Exercise goal: The records need to be set down again exactly as they appear.

● ● ●

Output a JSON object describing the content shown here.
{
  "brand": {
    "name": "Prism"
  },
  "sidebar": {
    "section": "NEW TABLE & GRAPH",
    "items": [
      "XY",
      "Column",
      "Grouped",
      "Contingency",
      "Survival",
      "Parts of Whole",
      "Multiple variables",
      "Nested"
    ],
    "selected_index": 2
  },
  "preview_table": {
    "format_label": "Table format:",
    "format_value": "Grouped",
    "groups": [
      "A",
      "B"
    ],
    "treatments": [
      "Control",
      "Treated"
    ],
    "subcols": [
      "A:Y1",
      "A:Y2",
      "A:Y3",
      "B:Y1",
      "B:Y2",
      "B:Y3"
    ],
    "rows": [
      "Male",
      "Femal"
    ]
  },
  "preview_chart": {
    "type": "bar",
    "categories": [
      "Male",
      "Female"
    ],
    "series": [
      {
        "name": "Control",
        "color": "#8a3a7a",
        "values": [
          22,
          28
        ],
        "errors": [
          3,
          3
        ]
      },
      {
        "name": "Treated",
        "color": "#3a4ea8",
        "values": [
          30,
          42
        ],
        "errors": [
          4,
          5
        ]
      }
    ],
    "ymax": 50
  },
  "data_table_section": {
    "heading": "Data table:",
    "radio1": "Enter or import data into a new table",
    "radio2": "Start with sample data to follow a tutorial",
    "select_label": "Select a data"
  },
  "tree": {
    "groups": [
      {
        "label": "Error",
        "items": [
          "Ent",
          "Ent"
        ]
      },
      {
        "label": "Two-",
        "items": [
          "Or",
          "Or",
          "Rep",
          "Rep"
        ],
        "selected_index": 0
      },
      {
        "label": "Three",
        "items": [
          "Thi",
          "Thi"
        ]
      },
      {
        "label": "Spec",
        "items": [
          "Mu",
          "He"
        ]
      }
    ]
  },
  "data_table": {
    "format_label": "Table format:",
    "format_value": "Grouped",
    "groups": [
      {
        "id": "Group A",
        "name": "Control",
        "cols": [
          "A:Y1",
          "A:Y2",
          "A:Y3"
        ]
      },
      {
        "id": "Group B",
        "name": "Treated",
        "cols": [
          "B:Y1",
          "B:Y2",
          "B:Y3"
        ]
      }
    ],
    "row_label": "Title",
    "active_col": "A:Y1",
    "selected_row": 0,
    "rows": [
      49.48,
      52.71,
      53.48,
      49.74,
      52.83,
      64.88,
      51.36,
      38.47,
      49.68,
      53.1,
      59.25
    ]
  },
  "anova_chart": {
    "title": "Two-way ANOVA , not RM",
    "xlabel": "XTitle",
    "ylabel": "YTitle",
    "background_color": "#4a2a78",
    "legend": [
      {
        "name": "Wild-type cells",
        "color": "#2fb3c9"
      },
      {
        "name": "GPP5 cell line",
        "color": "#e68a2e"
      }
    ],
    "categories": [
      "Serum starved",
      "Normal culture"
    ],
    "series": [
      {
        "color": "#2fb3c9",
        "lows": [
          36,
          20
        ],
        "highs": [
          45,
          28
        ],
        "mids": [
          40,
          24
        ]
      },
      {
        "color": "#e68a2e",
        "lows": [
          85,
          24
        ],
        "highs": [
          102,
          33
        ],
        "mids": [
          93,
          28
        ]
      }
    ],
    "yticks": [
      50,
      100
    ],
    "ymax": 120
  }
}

● ● ●

Task answer:
Output a JSON object describing the content shown here.
{
  "brand": {
    "name": "Prism"
  },
  "sidebar": {
    "section": "NEW TABLE & GRAPH",
    "items": [
      "XY",
      "Column",
      "Grouped",
      "Contingency",
      "Survival",
      "Parts of Whole",
      "Multiple variables",
      "Nested"
    ],
    "selected_index": 2
  },
  "preview_table": {
    "format_label": "Table format:",
    "format_value": "Grouped",
    "groups": [
      "A",
      "B"
    ],
    "treatments": [
      "Control",
      "Treated"
    ],
    "subcols": [
      "A:Y1",
      "A:Y2",
      "A:Y3",
      "B:Y1",
      "B:Y2",
      "B:Y3"
    ],
    "rows": [
      "Male",
      "Femal"
    ]
  },
  "preview_chart": {
    "type": "bar",
    "categories": [
      "Male",
      "Female"
    ],
    "series": [
      {
        "name": "Control",
        "color": "#8a3a7a",
        "values": [
          22,
          28
        ],
        "errors": [
          3,
          3
        ]
      },
      {
        "name": "Treated",
        "color": "#3a4ea8",
        "values": [
          30,
          42
        ],
        "errors": [
          4,
          5
        ]
      }
    ],
    "ymax": 50
  },
  "data_table_section": {
    "heading": "Data table:",
    "radio1": "Enter or import data into a new table",
    "radio2": "Start with sample data to follow a tutorial",
    "select_label": "Select a data"
  },
  "tree": {
    "groups": [
      {
        "label": "Error",
        "items": [
          "Ent",
          "Ent"
        ]
      },
      {
        "label": "Two-",
        "items": [
          "Or",
          "Or",
          "Rep",
          "Rep"
        ],
        "selected_index": 0
      },
      {
        "label": "Three",
        "items": [
          "Thi",
          "Thi"
        ]
      },
      {
        "label": "Spec",
        "items": [
          "Mu",
          "He"
        ]
      }
    ]
  },
  "data_table": {
    "format_label": "Table format:",
    "format_value": "Grouped",
    "groups": [
      {
        "id": "Group A",
        "name": "Control",
        "cols": [
          "A:Y1",
          "A:Y2",
          "A:Y3"
        ]
      },
      {
        "id": "Group B",
        "name": "Treated",
        "cols": [
          "B:Y1",
          "B:Y2",
          "B:Y3"
        ]
      }
    ],
    "row_label": "Title",
    "active_col": "A:Y1",
    "selected_row": 0,
    "rows": [
      49.48,
      52.71,
      53.48,
      49.74,
      52.83,
      64.88,
      51.36,
      38.47,
      49.68,
      53.1,
      59.25
    ]
  },
  "anova_chart": {
    "title": "Two-way ANOVA , not RM",
    "xlabel": "XTitle",
    "ylabel": "YTitle",
    "background_color": "#4a2a78",
    "legend": [
      {
        "name": "Wild-type cells",
        "color": "#2fb3c9"
      },
      {
        "name": "GPP5 cell line",
        "color": "#e68a2e"
      }
    ],
    "categories": [
      "Serum starved",
      "Normal culture"
    ],
    "series": [
      {
        "color": "#2fb3c9",
        "lows": [
          36,
          20
        ],
        "highs": [
          45,
          28
        ],
        "mids": [
          40,
          24
        ]
      },
      {
        "color": "#e68a2e",
        "lows": [
          85,
          24
        ],
        "highs": [
          102,
          33
        ],
        "mids": [
          93,
          28
        ]
      }
    ],
    "yticks": [
      50,
      100
    ],
    "ymax": 120
  }
}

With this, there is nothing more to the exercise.